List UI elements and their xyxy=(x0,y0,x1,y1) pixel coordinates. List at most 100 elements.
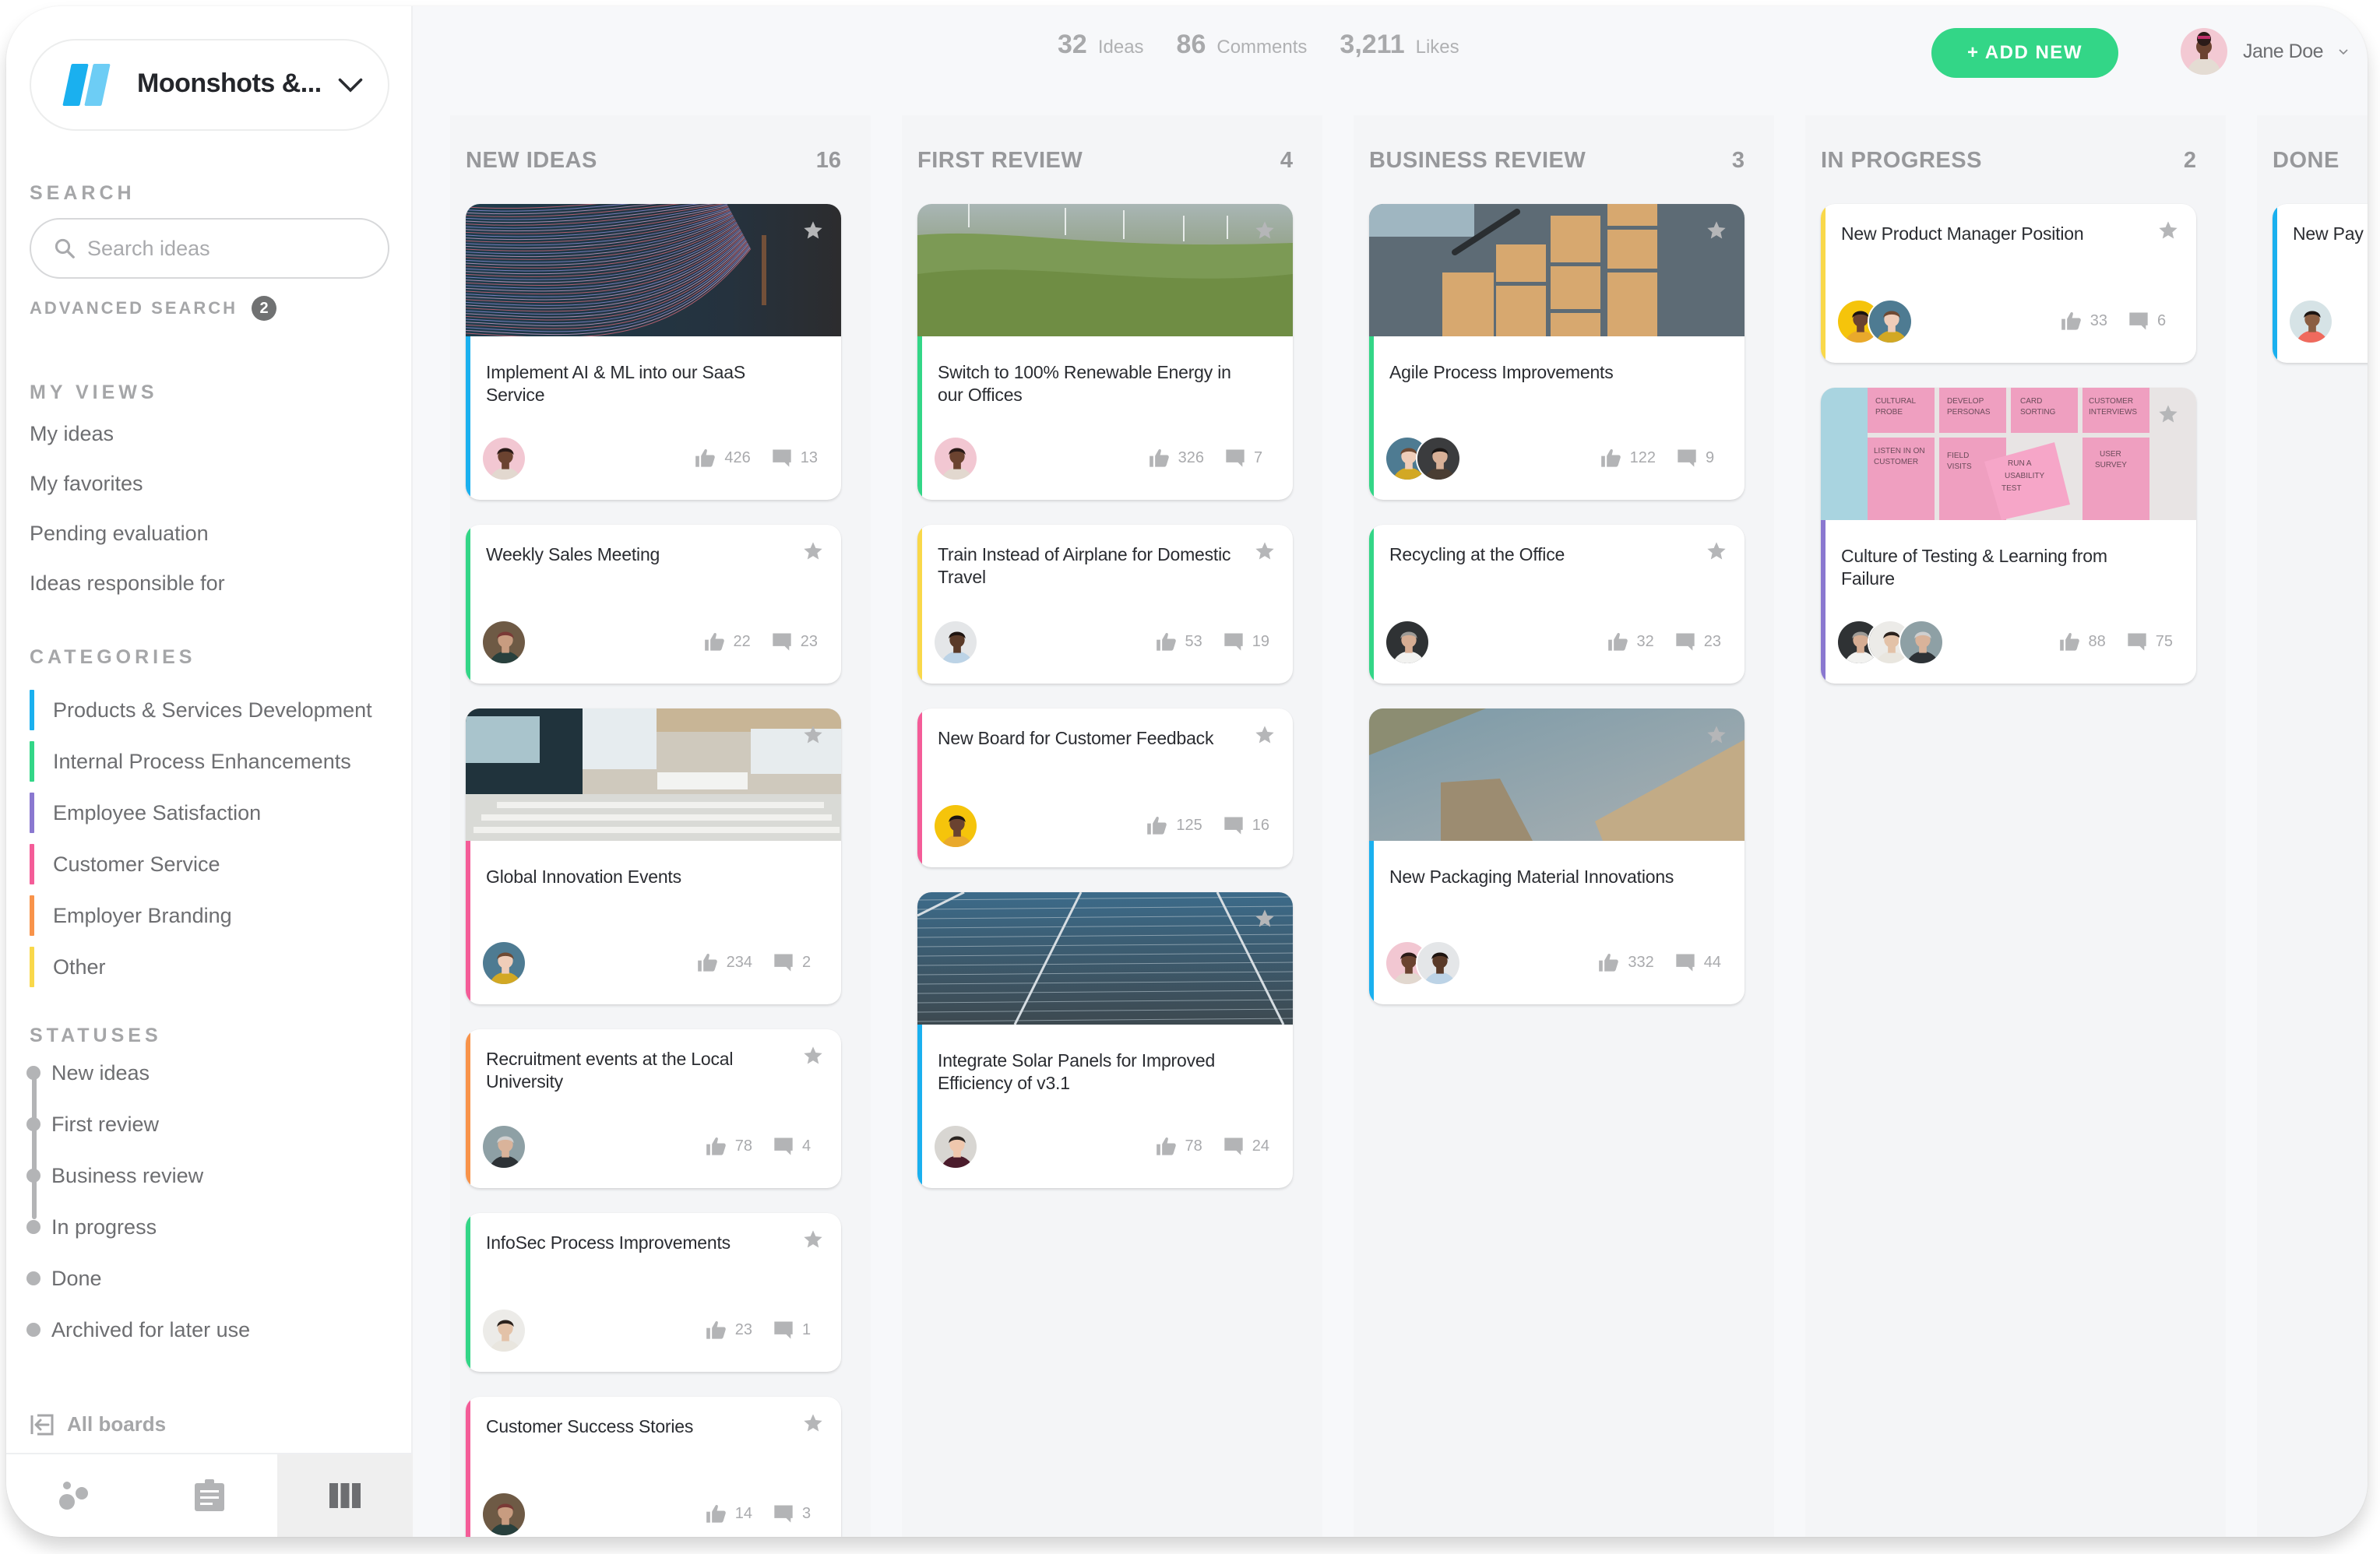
thumbs-up-icon[interactable] xyxy=(1146,814,1168,836)
view-my-ideas[interactable]: My ideas xyxy=(30,422,114,446)
favorite-star-icon[interactable] xyxy=(1706,724,1727,746)
favorite-star-icon[interactable] xyxy=(802,1229,824,1250)
favorite-star-icon[interactable] xyxy=(2157,403,2179,425)
avatar[interactable] xyxy=(933,803,978,849)
favorite-star-icon[interactable] xyxy=(1254,540,1276,562)
comment-icon[interactable] xyxy=(1223,631,1245,652)
thumbs-up-icon[interactable] xyxy=(706,1319,727,1341)
avatar[interactable] xyxy=(1416,436,1461,481)
sidebar-status-item[interactable]: New ideas xyxy=(26,1057,150,1088)
advanced-search-link[interactable]: ADVANCED SEARCH 2 xyxy=(30,296,277,321)
comment-icon[interactable] xyxy=(773,951,794,973)
avatar[interactable] xyxy=(481,436,526,481)
thumbs-up-icon[interactable] xyxy=(2059,631,2081,652)
avatar[interactable] xyxy=(2288,299,2333,344)
thumbs-up-icon[interactable] xyxy=(1156,1135,1178,1157)
thumbs-up-icon[interactable] xyxy=(1600,447,1622,469)
thumbs-up-icon[interactable] xyxy=(1149,447,1171,469)
avatar[interactable] xyxy=(933,1124,978,1169)
favorite-star-icon[interactable] xyxy=(802,1045,824,1067)
comment-icon[interactable] xyxy=(773,1503,794,1524)
sidebar-status-item[interactable]: First review xyxy=(26,1109,159,1140)
thumbs-up-icon[interactable] xyxy=(1607,631,1629,652)
thumbs-up-icon[interactable] xyxy=(695,447,716,469)
avatar[interactable] xyxy=(481,1124,526,1169)
avatar[interactable] xyxy=(481,620,526,665)
avatar[interactable] xyxy=(1416,940,1461,986)
tab-community[interactable] xyxy=(6,1454,142,1537)
idea-card[interactable]: Weekly Sales Meeting 22 23 xyxy=(466,525,841,684)
idea-card[interactable]: Recruitment events at the Local Universi… xyxy=(466,1029,841,1188)
search-input[interactable] xyxy=(87,236,368,261)
avatar[interactable] xyxy=(1868,299,1913,344)
idea-card[interactable]: Global Innovation Events 234 2 xyxy=(466,708,841,1004)
avatar[interactable] xyxy=(481,1492,526,1537)
comment-icon[interactable] xyxy=(1223,814,1245,836)
favorite-star-icon[interactable] xyxy=(1254,220,1276,241)
idea-card[interactable]: Customer Success Stories 14 3 xyxy=(466,1397,841,1537)
idea-card[interactable]: CULTURAL PROBE DEVELOP PERSONAS CARD SORTING C… xyxy=(1821,388,2196,684)
idea-card[interactable]: Agile Process Improvements 122 9 xyxy=(1369,204,1745,500)
view-my-favorites[interactable]: My favorites xyxy=(30,472,143,496)
idea-card[interactable]: Recycling at the Office 32 23 xyxy=(1369,525,1745,684)
view-ideas-responsible-for[interactable]: Ideas responsible for xyxy=(30,571,225,596)
all-boards-link[interactable]: All boards xyxy=(30,1412,166,1436)
idea-card[interactable]: New Packaging Material Innovations 332 44 xyxy=(1369,708,1745,1004)
idea-card[interactable]: New Board for Customer Feedback 125 16 xyxy=(917,708,1293,867)
idea-card[interactable]: Train Instead of Airplane for Domestic T… xyxy=(917,525,1293,684)
avatar[interactable] xyxy=(1899,620,1944,665)
thumbs-up-icon[interactable] xyxy=(706,1135,727,1157)
avatar[interactable] xyxy=(933,620,978,665)
sidebar-category-item[interactable]: Customer Service xyxy=(30,844,220,884)
comment-icon[interactable] xyxy=(771,447,793,469)
sidebar-category-item[interactable]: Internal Process Enhancements xyxy=(30,741,351,782)
comment-icon[interactable] xyxy=(1223,1135,1245,1157)
comment-icon[interactable] xyxy=(773,1135,794,1157)
board-switcher[interactable]: Moonshots &... xyxy=(30,39,389,131)
idea-card[interactable]: Integrate Solar Panels for Improved Effi… xyxy=(917,892,1293,1188)
add-new-button[interactable]: + ADD NEW xyxy=(1931,28,2118,78)
avatar[interactable] xyxy=(481,940,526,986)
tab-ideas-list[interactable] xyxy=(142,1454,277,1537)
thumbs-up-icon[interactable] xyxy=(706,1503,727,1524)
thumbs-up-icon[interactable] xyxy=(704,631,726,652)
comment-icon[interactable] xyxy=(1674,631,1696,652)
favorite-star-icon[interactable] xyxy=(802,724,824,746)
avatar[interactable] xyxy=(481,1308,526,1353)
comment-icon[interactable] xyxy=(2128,310,2149,332)
idea-card[interactable]: InfoSec Process Improvements 23 1 xyxy=(466,1213,841,1372)
thumbs-up-icon[interactable] xyxy=(2061,310,2082,332)
sidebar-category-item[interactable]: Employee Satisfaction xyxy=(30,793,261,833)
avatar[interactable] xyxy=(933,436,978,481)
favorite-star-icon[interactable] xyxy=(802,1412,824,1434)
idea-card[interactable]: Implement AI & ML into our SaaS Service 4… xyxy=(466,204,841,500)
favorite-star-icon[interactable] xyxy=(1254,724,1276,746)
sidebar-status-item[interactable]: Archived for later use xyxy=(26,1314,250,1345)
user-menu[interactable]: Jane Doe xyxy=(2181,28,2350,75)
favorite-star-icon[interactable] xyxy=(1706,540,1727,562)
idea-card[interactable]: New Pay xyxy=(2273,204,2368,363)
favorite-star-icon[interactable] xyxy=(2157,220,2179,241)
sidebar-category-item[interactable]: Other xyxy=(30,947,106,987)
search-box[interactable] xyxy=(30,218,389,279)
view-pending-evaluation[interactable]: Pending evaluation xyxy=(30,522,209,546)
thumbs-up-icon[interactable] xyxy=(1598,951,1620,973)
favorite-star-icon[interactable] xyxy=(1706,220,1727,241)
tab-board-view[interactable] xyxy=(277,1454,413,1537)
favorite-star-icon[interactable] xyxy=(1254,908,1276,930)
thumbs-up-icon[interactable] xyxy=(1156,631,1178,652)
comment-icon[interactable] xyxy=(1674,951,1696,973)
comment-icon[interactable] xyxy=(1676,447,1698,469)
favorite-star-icon[interactable] xyxy=(802,540,824,562)
comment-icon[interactable] xyxy=(771,631,793,652)
comment-icon[interactable] xyxy=(2126,631,2148,652)
idea-card[interactable]: Switch to 100% Renewable Energy in our O… xyxy=(917,204,1293,500)
sidebar-status-item[interactable]: In progress xyxy=(26,1211,157,1243)
sidebar-category-item[interactable]: Employer Branding xyxy=(30,895,232,936)
comment-icon[interactable] xyxy=(773,1319,794,1341)
sidebar-category-item[interactable]: Products & Services Development xyxy=(30,690,372,730)
sidebar-status-item[interactable]: Done xyxy=(26,1263,102,1294)
avatar[interactable] xyxy=(1385,620,1430,665)
comment-icon[interactable] xyxy=(1224,447,1246,469)
idea-card[interactable]: New Product Manager Position 33 6 xyxy=(1821,204,2196,363)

▶ SET PROBLEM: Rewrite all the entries above, substituting "reply-icon" for every occurrence of "comment-icon" and keeping everything else the same. Leave the pictures out of the rewritten version.

▶ WORKED SOLUTION:
List UI elements and their xyxy=(x0,y0,x1,y1) pixel coordinates. List at most 100 elements.
thumbs-up-icon[interactable] xyxy=(1146,814,1168,836)
view-my-ideas[interactable]: My ideas xyxy=(30,422,114,446)
favorite-star-icon[interactable] xyxy=(1706,724,1727,746)
favorite-star-icon[interactable] xyxy=(802,1229,824,1250)
favorite-star-icon[interactable] xyxy=(2157,403,2179,425)
avatar[interactable] xyxy=(933,803,978,849)
favorite-star-icon[interactable] xyxy=(1254,540,1276,562)
reply-icon[interactable] xyxy=(1223,631,1245,652)
thumbs-up-icon[interactable] xyxy=(706,1319,727,1341)
avatar[interactable] xyxy=(1416,436,1461,481)
sidebar-status-item[interactable]: New ideas xyxy=(26,1057,150,1088)
advanced-search-link[interactable]: ADVANCED SEARCH 2 xyxy=(30,296,277,321)
reply-icon[interactable] xyxy=(773,951,794,973)
avatar[interactable] xyxy=(481,436,526,481)
thumbs-up-icon[interactable] xyxy=(2059,631,2081,652)
avatar[interactable] xyxy=(2288,299,2333,344)
thumbs-up-icon[interactable] xyxy=(1156,1135,1178,1157)
thumbs-up-icon[interactable] xyxy=(1600,447,1622,469)
thumbs-up-icon[interactable] xyxy=(1149,447,1171,469)
avatar[interactable] xyxy=(933,1124,978,1169)
favorite-star-icon[interactable] xyxy=(802,1045,824,1067)
reply-icon[interactable] xyxy=(773,1503,794,1524)
sidebar-status-item[interactable]: First review xyxy=(26,1109,159,1140)
thumbs-up-icon[interactable] xyxy=(1607,631,1629,652)
thumbs-up-icon[interactable] xyxy=(695,447,716,469)
avatar[interactable] xyxy=(481,1124,526,1169)
avatar[interactable] xyxy=(481,620,526,665)
avatar[interactable] xyxy=(1416,940,1461,986)
tab-community[interactable] xyxy=(6,1454,142,1537)
idea-card[interactable]: Weekly Sales Meeting 22 23 xyxy=(466,525,841,684)
idea-card[interactable]: Recruitment events at the Local Universi… xyxy=(466,1029,841,1188)
search-input[interactable] xyxy=(87,236,368,261)
avatar[interactable] xyxy=(1868,299,1913,344)
idea-card[interactable]: Global Innovation Events 234 2 xyxy=(466,708,841,1004)
avatar[interactable] xyxy=(481,1492,526,1537)
reply-icon[interactable] xyxy=(1223,814,1245,836)
favorite-star-icon[interactable] xyxy=(1254,220,1276,241)
idea-card[interactable]: Customer Success Stories 14 3 xyxy=(466,1397,841,1537)
idea-card[interactable]: CULTURAL PROBE DEVELOP PERSONAS CARD SORTING C… xyxy=(1821,388,2196,684)
idea-card[interactable]: Agile Process Improvements 122 9 xyxy=(1369,204,1745,500)
view-my-favorites[interactable]: My favorites xyxy=(30,472,143,496)
idea-card[interactable]: Recycling at the Office 32 23 xyxy=(1369,525,1745,684)
view-ideas-responsible-for[interactable]: Ideas responsible for xyxy=(30,571,225,596)
all-boards-link[interactable]: All boards xyxy=(30,1412,166,1436)
idea-card[interactable]: New Packaging Material Innovations 332 44 xyxy=(1369,708,1745,1004)
idea-card[interactable]: New Board for Customer Feedback 125 16 xyxy=(917,708,1293,867)
idea-card[interactable]: Train Instead of Airplane for Domestic T… xyxy=(917,525,1293,684)
avatar[interactable] xyxy=(1899,620,1944,665)
thumbs-up-icon[interactable] xyxy=(706,1135,727,1157)
avatar[interactable] xyxy=(933,620,978,665)
sidebar-category-item[interactable]: Customer Service xyxy=(30,844,220,884)
reply-icon[interactable] xyxy=(771,447,793,469)
sidebar-category-item[interactable]: Internal Process Enhancements xyxy=(30,741,351,782)
reply-icon[interactable] xyxy=(1223,1135,1245,1157)
reply-icon[interactable] xyxy=(773,1135,794,1157)
board-switcher[interactable]: Moonshots &... xyxy=(30,39,389,131)
idea-card[interactable]: Integrate Solar Panels for Improved Effi… xyxy=(917,892,1293,1188)
add-new-button[interactable]: + ADD NEW xyxy=(1931,28,2118,78)
avatar[interactable] xyxy=(481,940,526,986)
tab-ideas-list[interactable] xyxy=(142,1454,277,1537)
thumbs-up-icon[interactable] xyxy=(706,1503,727,1524)
thumbs-up-icon[interactable] xyxy=(704,631,726,652)
reply-icon[interactable] xyxy=(1674,631,1696,652)
favorite-star-icon[interactable] xyxy=(802,724,824,746)
avatar[interactable] xyxy=(481,1308,526,1353)
reply-icon[interactable] xyxy=(2128,310,2149,332)
idea-card[interactable]: InfoSec Process Improvements 23 1 xyxy=(466,1213,841,1372)
thumbs-up-icon[interactable] xyxy=(2061,310,2082,332)
sidebar-category-item[interactable]: Employee Satisfaction xyxy=(30,793,261,833)
avatar[interactable] xyxy=(933,436,978,481)
favorite-star-icon[interactable] xyxy=(802,1412,824,1434)
idea-card[interactable]: Implement AI & ML into our SaaS Service 4… xyxy=(466,204,841,500)
favorite-star-icon[interactable] xyxy=(1254,724,1276,746)
sidebar-status-item[interactable]: Archived for later use xyxy=(26,1314,250,1345)
user-menu[interactable]: Jane Doe xyxy=(2181,28,2350,75)
favorite-star-icon[interactable] xyxy=(1706,540,1727,562)
idea-card[interactable]: New Pay xyxy=(2273,204,2368,363)
favorite-star-icon[interactable] xyxy=(2157,220,2179,241)
sidebar-category-item[interactable]: Other xyxy=(30,947,106,987)
search-box[interactable] xyxy=(30,218,389,279)
view-pending-evaluation[interactable]: Pending evaluation xyxy=(30,522,209,546)
thumbs-up-icon[interactable] xyxy=(1598,951,1620,973)
favorite-star-icon[interactable] xyxy=(1706,220,1727,241)
tab-board-view[interactable] xyxy=(277,1454,413,1537)
favorite-star-icon[interactable] xyxy=(1254,908,1276,930)
thumbs-up-icon[interactable] xyxy=(1156,631,1178,652)
reply-icon[interactable] xyxy=(1674,951,1696,973)
reply-icon[interactable] xyxy=(1676,447,1698,469)
favorite-star-icon[interactable] xyxy=(802,540,824,562)
reply-icon[interactable] xyxy=(771,631,793,652)
reply-icon[interactable] xyxy=(2126,631,2148,652)
idea-card[interactable]: Switch to 100% Renewable Energy in our O… xyxy=(917,204,1293,500)
sidebar-status-item[interactable]: In progress xyxy=(26,1211,157,1243)
sidebar-category-item[interactable]: Employer Branding xyxy=(30,895,232,936)
reply-icon[interactable] xyxy=(773,1319,794,1341)
sidebar-category-item[interactable]: Products & Services Development xyxy=(30,690,372,730)
sidebar-status-item[interactable]: Done xyxy=(26,1263,102,1294)
avatar[interactable] xyxy=(1385,620,1430,665)
reply-icon[interactable] xyxy=(1224,447,1246,469)
idea-card[interactable]: New Product Manager Position 33 6 xyxy=(1821,204,2196,363)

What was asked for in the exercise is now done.